START SUPPLIED DATA
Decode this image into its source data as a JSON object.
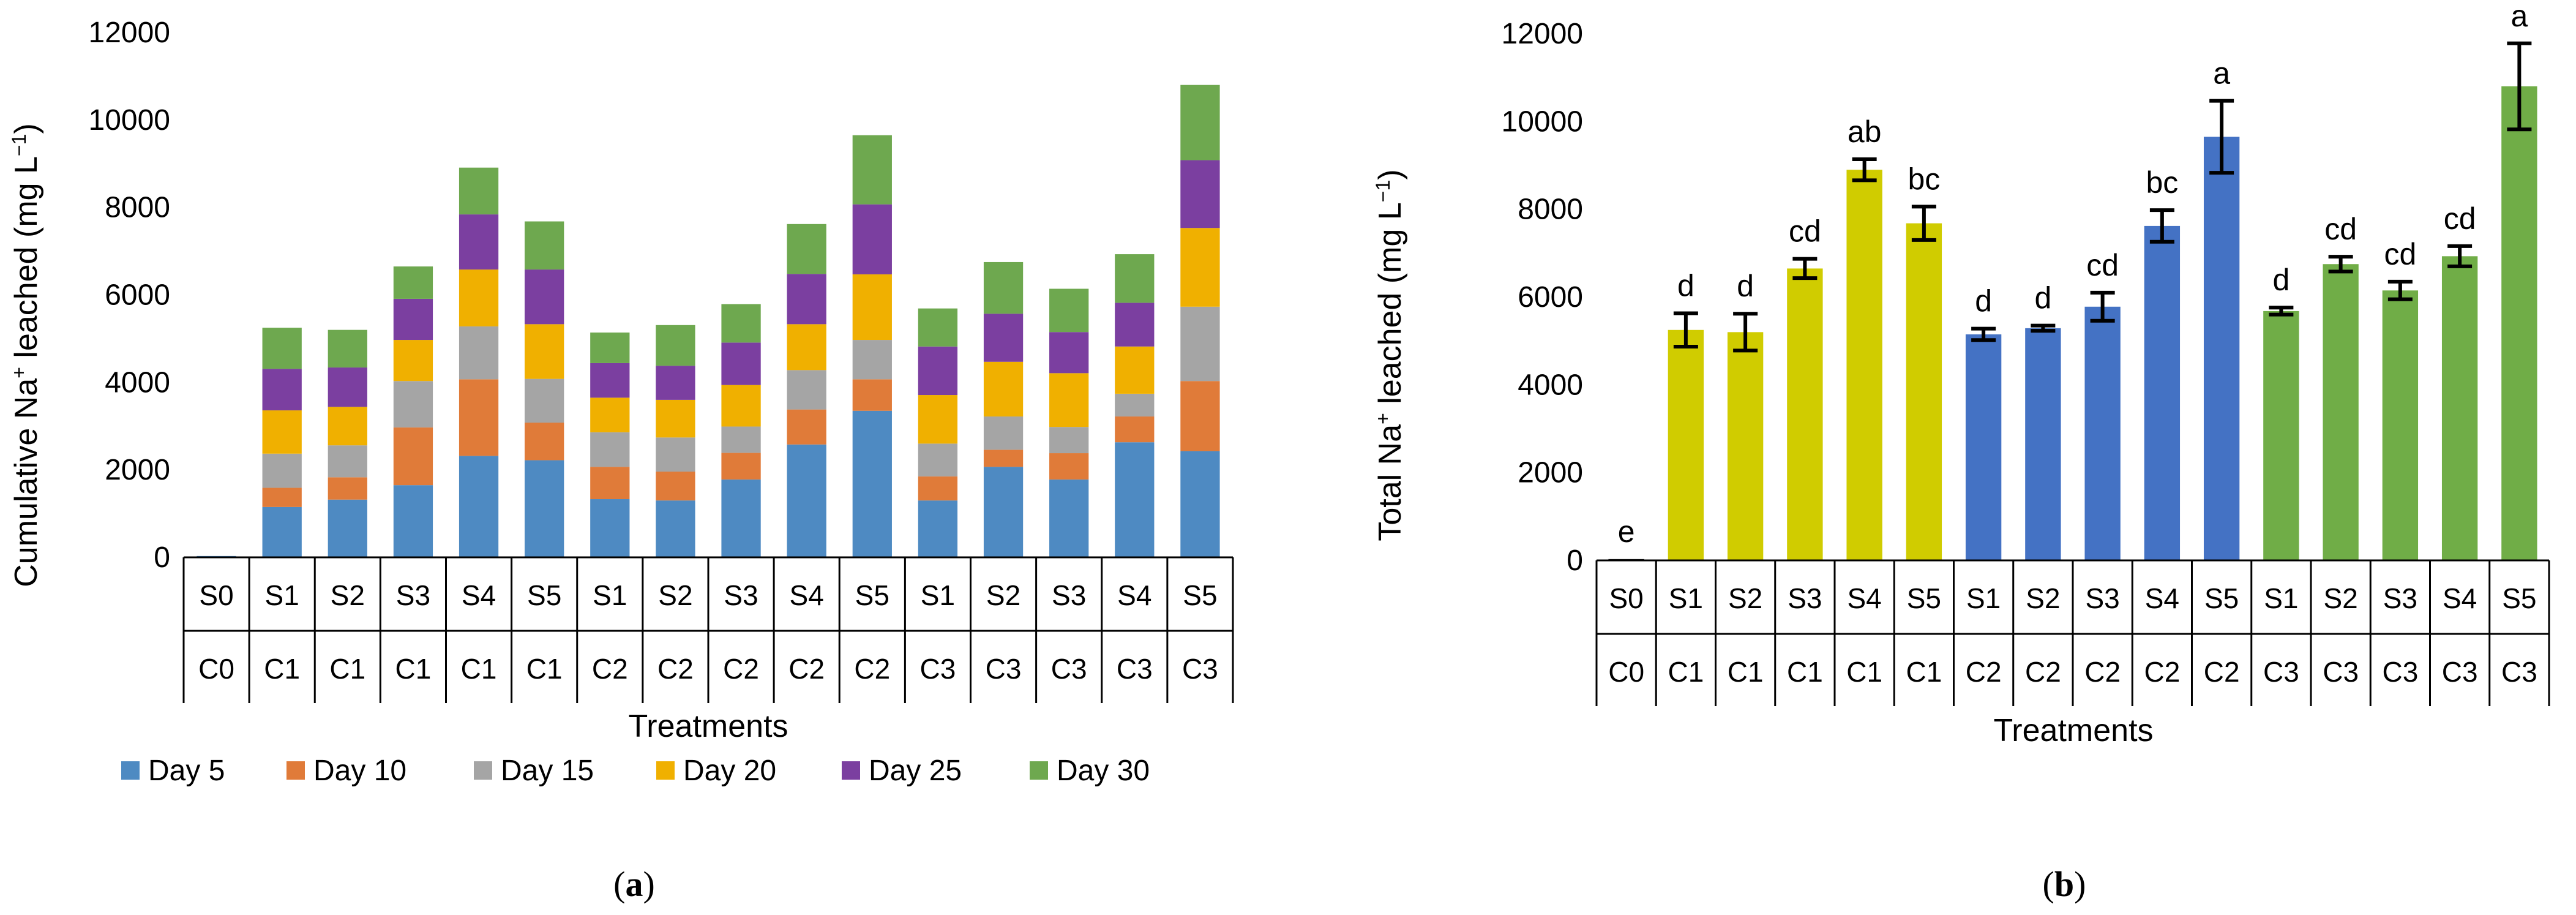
{
  "chart_data": [
    {
      "type": "bar",
      "stacked": true,
      "panel_label": "(a)",
      "panel_letter": "a",
      "categories": [
        "S0/C0",
        "S1/C1",
        "S2/C1",
        "S3/C1",
        "S4/C1",
        "S5/C1",
        "S1/C2",
        "S2/C2",
        "S3/C2",
        "S4/C2",
        "S5/C2",
        "S1/C3",
        "S2/C3",
        "S3/C3",
        "S4/C3",
        "S5/C3"
      ],
      "top_labels": [
        "S0",
        "S1",
        "S2",
        "S3",
        "S4",
        "S5",
        "S1",
        "S2",
        "S3",
        "S4",
        "S5",
        "S1",
        "S2",
        "S3",
        "S4",
        "S5"
      ],
      "bottom_labels": [
        "C0",
        "C1",
        "C1",
        "C1",
        "C1",
        "C1",
        "C2",
        "C2",
        "C2",
        "C2",
        "C2",
        "C3",
        "C3",
        "C3",
        "C3",
        "C3"
      ],
      "series": [
        {
          "name": "Day 5",
          "color": "#4e8ac2",
          "values": [
            30,
            1150,
            1320,
            1650,
            2320,
            2220,
            1330,
            1300,
            1780,
            2580,
            3350,
            1300,
            2070,
            1780,
            2630,
            2430
          ]
        },
        {
          "name": "Day 10",
          "color": "#e07b39",
          "values": [
            0,
            440,
            510,
            1320,
            1750,
            860,
            740,
            660,
            610,
            800,
            720,
            550,
            390,
            600,
            590,
            1600
          ]
        },
        {
          "name": "Day 15",
          "color": "#a5a5a5",
          "values": [
            0,
            780,
            730,
            1060,
            1210,
            1000,
            790,
            780,
            600,
            900,
            900,
            750,
            760,
            600,
            520,
            1700
          ]
        },
        {
          "name": "Day 20",
          "color": "#f0b000",
          "values": [
            0,
            990,
            880,
            940,
            1300,
            1250,
            790,
            860,
            950,
            1050,
            1500,
            1110,
            1250,
            1230,
            1080,
            1800
          ]
        },
        {
          "name": "Day 25",
          "color": "#7b3fa0",
          "values": [
            0,
            950,
            900,
            940,
            1260,
            1250,
            790,
            780,
            970,
            1150,
            1600,
            1110,
            1100,
            940,
            1000,
            1550
          ]
        },
        {
          "name": "Day 30",
          "color": "#6ea84f",
          "values": [
            0,
            940,
            860,
            740,
            1070,
            1100,
            700,
            930,
            880,
            1140,
            1580,
            870,
            1180,
            990,
            1110,
            1720
          ]
        }
      ],
      "title": "",
      "xlabel": "Treatments",
      "ylabel_pre": "Cumulative Na",
      "ylabel_sup": "+",
      "ylabel_mid": " leached (mg L",
      "ylabel_sup2": "−1",
      "ylabel_post": ")",
      "ylim": [
        0,
        12000
      ],
      "yticks": [
        "0",
        "2000",
        "4000",
        "6000",
        "8000",
        "10000",
        "12000"
      ],
      "legend": "bottom"
    },
    {
      "type": "bar",
      "stacked": false,
      "panel_label": "(b)",
      "panel_letter": "b",
      "categories": [
        "S0/C0",
        "S1/C1",
        "S2/C1",
        "S3/C1",
        "S4/C1",
        "S5/C1",
        "S1/C2",
        "S2/C2",
        "S3/C2",
        "S4/C2",
        "S5/C2",
        "S1/C3",
        "S2/C3",
        "S3/C3",
        "S4/C3",
        "S5/C3"
      ],
      "top_labels": [
        "S0",
        "S1",
        "S2",
        "S3",
        "S4",
        "S5",
        "S1",
        "S2",
        "S3",
        "S4",
        "S5",
        "S1",
        "S2",
        "S3",
        "S4",
        "S5"
      ],
      "bottom_labels": [
        "C0",
        "C1",
        "C1",
        "C1",
        "C1",
        "C1",
        "C2",
        "C2",
        "C2",
        "C2",
        "C2",
        "C3",
        "C3",
        "C3",
        "C3",
        "C3"
      ],
      "values": [
        30,
        5250,
        5200,
        6650,
        8900,
        7680,
        5150,
        5290,
        5780,
        7620,
        9650,
        5680,
        6750,
        6150,
        6930,
        10800
      ],
      "errors": [
        0,
        380,
        420,
        220,
        240,
        380,
        130,
        60,
        320,
        360,
        820,
        80,
        170,
        200,
        230,
        980
      ],
      "colors": [
        "#1a1a1a",
        "#d0cc00",
        "#d0cc00",
        "#d0cc00",
        "#d0cc00",
        "#d0cc00",
        "#4472c4",
        "#4472c4",
        "#4472c4",
        "#4472c4",
        "#4472c4",
        "#70ad47",
        "#70ad47",
        "#70ad47",
        "#70ad47",
        "#70ad47"
      ],
      "letters": [
        "e",
        "d",
        "d",
        "cd",
        "ab",
        "bc",
        "d",
        "d",
        "cd",
        "bc",
        "a",
        "d",
        "cd",
        "cd",
        "cd",
        "a"
      ],
      "title": "",
      "xlabel": "Treatments",
      "ylabel_pre": "Total Na",
      "ylabel_sup": "+",
      "ylabel_mid": " leached (mg L",
      "ylabel_sup2": "−1",
      "ylabel_post": ")",
      "ylim": [
        0,
        12000
      ],
      "yticks": [
        "0",
        "2000",
        "4000",
        "6000",
        "8000",
        "10000",
        "12000"
      ]
    }
  ]
}
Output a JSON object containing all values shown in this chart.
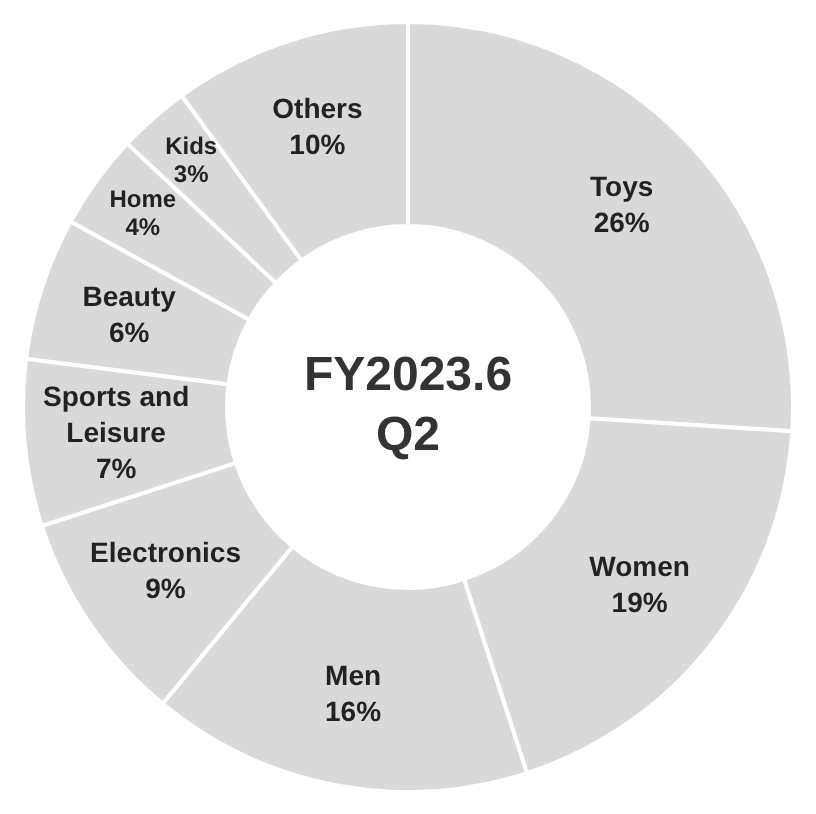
{
  "chart_data": {
    "type": "donut",
    "title": "FY2023.6 Q2",
    "categories": [
      "Toys",
      "Women",
      "Men",
      "Electronics",
      "Sports and Leisure",
      "Beauty",
      "Home",
      "Kids",
      "Others"
    ],
    "values": [
      26,
      19,
      16,
      9,
      7,
      6,
      4,
      3,
      10
    ],
    "value_labels": [
      "26%",
      "19%",
      "16%",
      "9%",
      "7%",
      "6%",
      "4%",
      "3%",
      "10%"
    ],
    "colors": [
      "#d9d9d9",
      "#d9d9d9",
      "#d9d9d9",
      "#d9d9d9",
      "#d9d9d9",
      "#d9d9d9",
      "#d9d9d9",
      "#d9d9d9",
      "#d9d9d9"
    ]
  }
}
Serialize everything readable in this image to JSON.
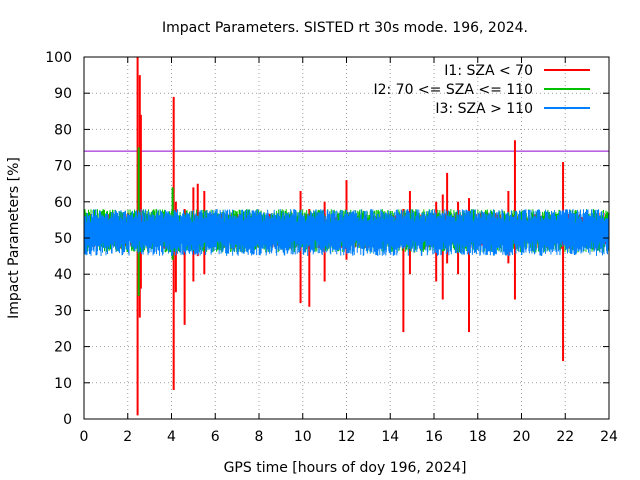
END SUPPLIED DATA
TASK INSTRUCTIONS
Output the entries above exactly, without their pictures.

ANSWER TO THIS PROBLEM
Decode this image into its source data as a JSON object.
{
  "chart_data": [
    {
      "type": "bar",
      "stacked": true,
      "panel_label": "(a)",
      "panel_letter": "a",
      "categories": [
        "S0/C0",
        "S1/C1",
        "S2/C1",
        "S3/C1",
        "S4/C1",
        "S5/C1",
        "S1/C2",
        "S2/C2",
        "S3/C2",
        "S4/C2",
        "S5/C2",
        "S1/C3",
        "S2/C3",
        "S3/C3",
        "S4/C3",
        "S5/C3"
      ],
      "top_labels": [
        "S0",
        "S1",
        "S2",
        "S3",
        "S4",
        "S5",
        "S1",
        "S2",
        "S3",
        "S4",
        "S5",
        "S1",
        "S2",
        "S3",
        "S4",
        "S5"
      ],
      "bottom_labels": [
        "C0",
        "C1",
        "C1",
        "C1",
        "C1",
        "C1",
        "C2",
        "C2",
        "C2",
        "C2",
        "C2",
        "C3",
        "C3",
        "C3",
        "C3",
        "C3"
      ],
      "series": [
        {
          "name": "Day 5",
          "color": "#4e8ac2",
          "values": [
            30,
            1150,
            1320,
            1650,
            2320,
            2220,
            1330,
            1300,
            1780,
            2580,
            3350,
            1300,
            2070,
            1780,
            2630,
            2430
          ]
        },
        {
          "name": "Day 10",
          "color": "#e07b39",
          "values": [
            0,
            440,
            510,
            1320,
            1750,
            860,
            740,
            660,
            610,
            800,
            720,
            550,
            390,
            600,
            590,
            1600
          ]
        },
        {
          "name": "Day 15",
          "color": "#a5a5a5",
          "values": [
            0,
            780,
            730,
            1060,
            1210,
            1000,
            790,
            780,
            600,
            900,
            900,
            750,
            760,
            600,
            520,
            1700
          ]
        },
        {
          "name": "Day 20",
          "color": "#f0b000",
          "values": [
            0,
            990,
            880,
            940,
            1300,
            1250,
            790,
            860,
            950,
            1050,
            1500,
            1110,
            1250,
            1230,
            1080,
            1800
          ]
        },
        {
          "name": "Day 25",
          "color": "#7b3fa0",
          "values": [
            0,
            950,
            900,
            940,
            1260,
            1250,
            790,
            780,
            970,
            1150,
            1600,
            1110,
            1100,
            940,
            1000,
            1550
          ]
        },
        {
          "name": "Day 30",
          "color": "#6ea84f",
          "values": [
            0,
            940,
            860,
            740,
            1070,
            1100,
            700,
            930,
            880,
            1140,
            1580,
            870,
            1180,
            990,
            1110,
            1720
          ]
        }
      ],
      "title": "",
      "xlabel": "Treatments",
      "ylabel_pre": "Cumulative Na",
      "ylabel_sup": "+",
      "ylabel_mid": " leached (mg L",
      "ylabel_sup2": "−1",
      "ylabel_post": ")",
      "ylim": [
        0,
        12000
      ],
      "yticks": [
        "0",
        "2000",
        "4000",
        "6000",
        "8000",
        "10000",
        "12000"
      ],
      "legend": "bottom"
    },
    {
      "type": "bar",
      "stacked": false,
      "panel_label": "(b)",
      "panel_letter": "b",
      "categories": [
        "S0/C0",
        "S1/C1",
        "S2/C1",
        "S3/C1",
        "S4/C1",
        "S5/C1",
        "S1/C2",
        "S2/C2",
        "S3/C2",
        "S4/C2",
        "S5/C2",
        "S1/C3",
        "S2/C3",
        "S3/C3",
        "S4/C3",
        "S5/C3"
      ],
      "top_labels": [
        "S0",
        "S1",
        "S2",
        "S3",
        "S4",
        "S5",
        "S1",
        "S2",
        "S3",
        "S4",
        "S5",
        "S1",
        "S2",
        "S3",
        "S4",
        "S5"
      ],
      "bottom_labels": [
        "C0",
        "C1",
        "C1",
        "C1",
        "C1",
        "C1",
        "C2",
        "C2",
        "C2",
        "C2",
        "C2",
        "C3",
        "C3",
        "C3",
        "C3",
        "C3"
      ],
      "values": [
        30,
        5250,
        5200,
        6650,
        8900,
        7680,
        5150,
        5290,
        5780,
        7620,
        9650,
        5680,
        6750,
        6150,
        6930,
        10800
      ],
      "errors": [
        0,
        380,
        420,
        220,
        240,
        380,
        130,
        60,
        320,
        360,
        820,
        80,
        170,
        200,
        230,
        980
      ],
      "colors": [
        "#1a1a1a",
        "#d0cc00",
        "#d0cc00",
        "#d0cc00",
        "#d0cc00",
        "#d0cc00",
        "#4472c4",
        "#4472c4",
        "#4472c4",
        "#4472c4",
        "#4472c4",
        "#70ad47",
        "#70ad47",
        "#70ad47",
        "#70ad47",
        "#70ad47"
      ],
      "letters": [
        "e",
        "d",
        "d",
        "cd",
        "ab",
        "bc",
        "d",
        "d",
        "cd",
        "bc",
        "a",
        "d",
        "cd",
        "cd",
        "cd",
        "a"
      ],
      "title": "",
      "xlabel": "Treatments",
      "ylabel_pre": "Total Na",
      "ylabel_sup": "+",
      "ylabel_mid": " leached (mg L",
      "ylabel_sup2": "−1",
      "ylabel_post": ")",
      "ylim": [
        0,
        12000
      ],
      "yticks": [
        "0",
        "2000",
        "4000",
        "6000",
        "8000",
        "10000",
        "12000"
      ]
    }
  ]
}
Output a JSON object containing all values shown in this chart.
{
  "chart_data": {
    "type": "donut",
    "title": "FY2023.6 Q2",
    "categories": [
      "Toys",
      "Women",
      "Men",
      "Electronics",
      "Sports and Leisure",
      "Beauty",
      "Home",
      "Kids",
      "Others"
    ],
    "values": [
      26,
      19,
      16,
      9,
      7,
      6,
      4,
      3,
      10
    ],
    "value_labels": [
      "26%",
      "19%",
      "16%",
      "9%",
      "7%",
      "6%",
      "4%",
      "3%",
      "10%"
    ],
    "colors": [
      "#d9d9d9",
      "#d9d9d9",
      "#d9d9d9",
      "#d9d9d9",
      "#d9d9d9",
      "#d9d9d9",
      "#d9d9d9",
      "#d9d9d9",
      "#d9d9d9"
    ]
  }
}
Serialize everything readable in this image to JSON.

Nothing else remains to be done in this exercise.